== Required task 1 ==
Could you rewrite the paragraph of the observing notes that begins "NGC 869 6.7mm UWA" as a short bulleted list that keeps its main facts?

== Passage to read ==
Before the giant storm rolled in, I did get a little observing done with my Vixen ED 80. I am very happy with the little wide field scope.

Clear skies to us all;
Steve Coe

ED 80 refractor at Antennas site, 100 miles from Phoenix
Seeing and Transparency 6 out of 10 a few clouds

Perseus Double Cluster 22mm a Wow view of a unique field.
Both clusters are bright and large, the red giant star
between the two clusters is medium orange. The two clusters
take up about 60% of the field of view and there are
several dark lanes outside the clusters. Averted vision
adds about 20 stars to the two clusters.

NGC 869 6.7mm UWA bright, large, somewhat compressed and
pretty rich. 24 stars resolved with the last 4 at the
limit of the ED 80. The little horseshoe of stars is
pretty obvious and there is a bright light yellow star
near the center of the cluster.

NGC 884 6.7mm UWA bright, large, compressed and pretty
rich. 31 stars resolved, including a triple star at the
edge of the cluster nearest to NGC 869.

== Provided material ==
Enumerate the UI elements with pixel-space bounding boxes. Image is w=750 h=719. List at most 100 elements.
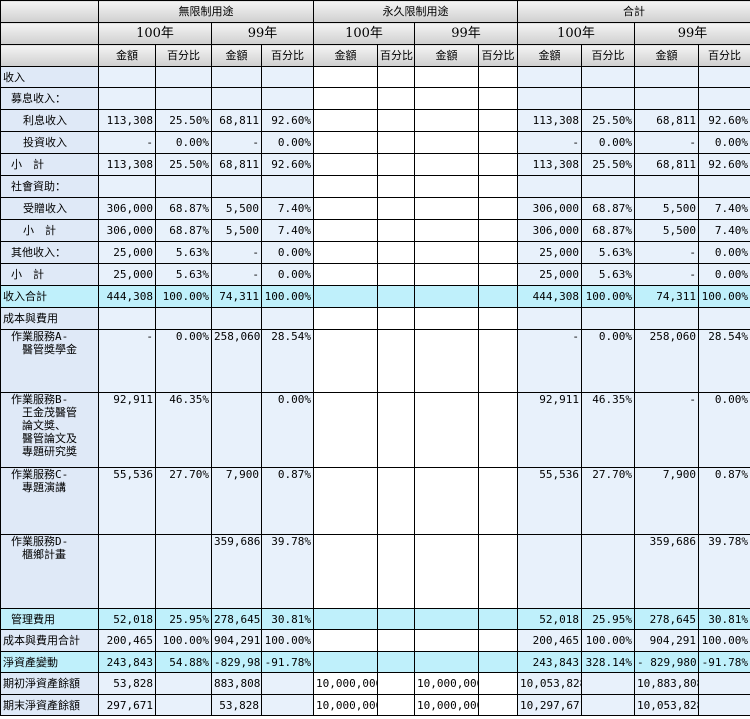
percent-cell [377, 87, 415, 110]
percent-cell: -91.78% [261, 651, 314, 673]
percent-cell [478, 241, 518, 264]
percent-cell: 5.63% [155, 263, 212, 286]
percent-cell [478, 629, 518, 652]
amount-cell [98, 175, 156, 198]
percent-cell [581, 307, 635, 330]
amount-cell: 258,060 [211, 329, 262, 393]
percent-cell: 0.87% [261, 467, 314, 535]
percent-cell [377, 608, 415, 630]
percent-cell [377, 534, 415, 609]
amount-cell [414, 109, 479, 132]
percent-cell [155, 175, 212, 198]
amount-cell: 359,686 [634, 534, 699, 609]
percent-cell [478, 109, 518, 132]
amount-cell [414, 263, 479, 286]
percent-cell [377, 467, 415, 535]
percent-cell: 54.88% [155, 651, 212, 673]
amount-cell: - 829,980 [634, 651, 699, 673]
percent-cell: 0.00% [698, 241, 750, 264]
amount-cell [313, 392, 378, 468]
percent-cell [377, 329, 415, 393]
amount-cell: - [211, 131, 262, 154]
percent-cell: 92.60% [261, 153, 314, 176]
percent-cell [377, 241, 415, 264]
percent-cell [581, 672, 635, 695]
amount-cell [313, 197, 378, 220]
percent-cell [377, 109, 415, 132]
percent-cell: 27.70% [581, 467, 635, 535]
total-row: 淨資產變動243,84354.88%-829,980-91.78%243,843… [0, 651, 750, 673]
amount-cell: - [634, 263, 699, 286]
percent-cell [377, 285, 415, 308]
percent-cell: 30.81% [261, 608, 314, 630]
percent-cell [155, 66, 212, 88]
table-row: 小 計 25,000 5.63% -0.00% 25,000 5.63% -0.00% [0, 263, 750, 286]
percent-cell [261, 175, 314, 198]
amount-cell: 297,671 [98, 694, 156, 716]
percent-cell [478, 153, 518, 176]
percent-cell [478, 329, 518, 393]
percent-cell: 28.54% [698, 329, 750, 393]
amount-column-header: 金額 [414, 44, 479, 67]
row-label: 小 計 [0, 263, 99, 286]
percent-cell [478, 467, 518, 535]
percent-cell [581, 534, 635, 609]
percent-cell [478, 219, 518, 242]
amount-cell [98, 87, 156, 110]
amount-cell [313, 651, 378, 673]
year-header: 99年 [634, 22, 750, 45]
row-label: 收入 [0, 66, 99, 88]
amount-cell: 53,828 [211, 694, 262, 716]
amount-cell: 904,291 [211, 629, 262, 652]
percent-column-header: 百分比 [581, 44, 635, 67]
corner-cell [0, 22, 99, 45]
percent-cell: 100.00% [261, 629, 314, 652]
amount-cell: 55,536 [517, 467, 582, 535]
amount-cell: 904,291 [634, 629, 699, 652]
amount-cell: - [517, 131, 582, 154]
financial-statement-sheet: 無限制用途 永久限制用途 合計 100年 99年 100年 99年 100年 9… [0, 0, 750, 719]
amount-cell [98, 534, 156, 609]
amount-cell [313, 109, 378, 132]
amount-cell: 68,811 [211, 109, 262, 132]
percent-cell: 7.40% [698, 219, 750, 242]
table-row: 小 計 113,308 25.50% 68,811 92.60% 113,308 25.50… [0, 153, 750, 176]
table-row: 成本與費用合計 200,465 100.00% 904,291 100.00% 200,4… [0, 629, 750, 652]
percent-cell [478, 672, 518, 695]
amount-cell: 92,911 [98, 392, 156, 468]
year-header: 100年 [517, 22, 635, 45]
amount-cell: 113,308 [517, 153, 582, 176]
percent-cell: 68.87% [155, 197, 212, 220]
amount-cell [517, 175, 582, 198]
row-label: 投資收入 [0, 131, 99, 154]
percent-cell [261, 694, 314, 716]
year-header: 100年 [98, 22, 212, 45]
amount-cell: - [634, 392, 699, 468]
percent-cell: 25.50% [581, 153, 635, 176]
percent-cell [698, 307, 750, 330]
percent-cell: 328.14% [581, 651, 635, 673]
percent-cell: 25.50% [155, 109, 212, 132]
row-label: 成本與費用 [0, 307, 99, 330]
total-row: 管理費用 52,018 25.95% 278,645 30.81% 52,018 25.95… [0, 608, 750, 630]
percent-cell [155, 307, 212, 330]
amount-cell [517, 87, 582, 110]
percent-cell [581, 87, 635, 110]
amount-cell [414, 392, 479, 468]
year-header: 99年 [414, 22, 518, 45]
amount-cell [517, 66, 582, 88]
table-row: 利息收入 113,308 25.50% 68,811 92.60% 113,308 25.5… [0, 109, 750, 132]
percent-cell: 68.87% [581, 197, 635, 220]
amount-cell [313, 307, 378, 330]
amount-cell: 258,060 [634, 329, 699, 393]
amount-cell: - [634, 131, 699, 154]
percent-cell [478, 608, 518, 630]
percent-cell [377, 651, 415, 673]
amount-cell [414, 534, 479, 609]
amount-cell: 306,000 [517, 219, 582, 242]
year-header-row: 100年 99年 100年 99年 100年 99年 [0, 22, 750, 45]
row-label: 小 計 [0, 153, 99, 176]
percent-cell [478, 307, 518, 330]
amount-cell [634, 87, 699, 110]
row-label: 小 計 [0, 219, 99, 242]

== Required task 2 ==
Can you give the stretch of the records from the line containing "percent-cell [377, 87, 415, 110]" through the line containing "percent-cell [478, 219, 518, 242]" as a Markdown table with the columns No. and Line, one row per line and blank lines left out?

== Final result 1 ==
- Viewed with the 6.7mm UWA eyepiece
- Bright, large, somewhat compressed and fairly rich
- 24 stars resolved, the last 4 at the limit of the ED 80
- The small horseshoe of stars is quite obvious
- A bright light yellow star lies near the center of the cluster

== Final result 2 ==
| No. | Line |
|---|---|
| 1 | percent-cell [377, 87, 415, 110] |
| 2 | percent-cell: -91.78% [261, 651, 314, 673] |
| 3 | percent-cell [478, 241, 518, 264] |
| 4 | percent-cell: 5.63% [155, 263, 212, 286] |
| 5 | percent-cell [478, 629, 518, 652] |
| 6 | amount-cell [98, 175, 156, 198] |
| 7 | percent-cell [581, 307, 635, 330] |
| 8 | amount-cell: 258,060 [211, 329, 262, 393] |
| 9 | percent-cell: 0.87% [261, 467, 314, 535] |
| 10 | percent-cell [377, 608, 415, 630] |
| 11 | percent-cell [377, 534, 415, 609] |
| 12 | amount-cell [414, 109, 479, 132] |
| 13 | percent-cell [155, 175, 212, 198] |
| 14 | amount-cell: 359,686 [634, 534, 699, 609] |
| 15 | percent-cell [478, 109, 518, 132] |
| 16 | amount-cell [414, 263, 479, 286] |
| 17 | percent-cell [377, 467, 415, 535] |
| 18 | percent-cell: 54.88% [155, 651, 212, 673] |
| 19 | amount-cell: - 829,980 [634, 651, 699, 673] |
| 20 | percent-cell: 0.00% [698, 241, 750, 264] |
| 21 | amount-cell [313, 392, 378, 468] |
| 22 | percent-cell [377, 329, 415, 393] |
| 23 | amount-cell: - [211, 131, 262, 154] |
| 24 | percent-cell: 92.60% [261, 153, 314, 176] |
| 25 | percent-cell [377, 241, 415, 264] |
| 26 | percent-cell [581, 672, 635, 695] |
| 27 | amount-cell [313, 197, 378, 220] |
| 28 | percent-cell [377, 109, 415, 132] |
| 29 | percent-cell: 27.70% [581, 467, 635, 535] |
| 30 | total-row: 淨資產變動243,84354.88%-829,980-91.78%243,843… [0, 651, 750, 673] |
| 31 | amount-cell: - [634, 263, 699, 286] |
| 32 | percent-cell [377, 285, 415, 308] |
| 33 | percent-cell: 30.81% [261, 608, 314, 630] |
| 34 | percent-cell [155, 66, 212, 88] |
| 35 | table-row: 小 計 25,000 5.63% -0.00% 25,000 5.63% -0.00% [0, 263, 750, 286] |
| 36 | percent-cell [261, 175, 314, 198] |
| 37 | amount-cell: 297,671 [98, 694, 156, 716] |
| 38 | percent-cell [478, 153, 518, 176] |
| 39 | percent-cell [478, 329, 518, 393] |
| 40 | percent-cell: 28.54% [698, 329, 750, 393] |
| 41 | amount-column-header: 金額 [414, 44, 479, 67] |
| 42 | row-label: 小 計 [0, 263, 99, 286] |
| 43 | percent-cell [478, 467, 518, 535] |
| 44 | percent-cell [581, 534, 635, 609] |
| 45 | percent-cell [478, 219, 518, 242] |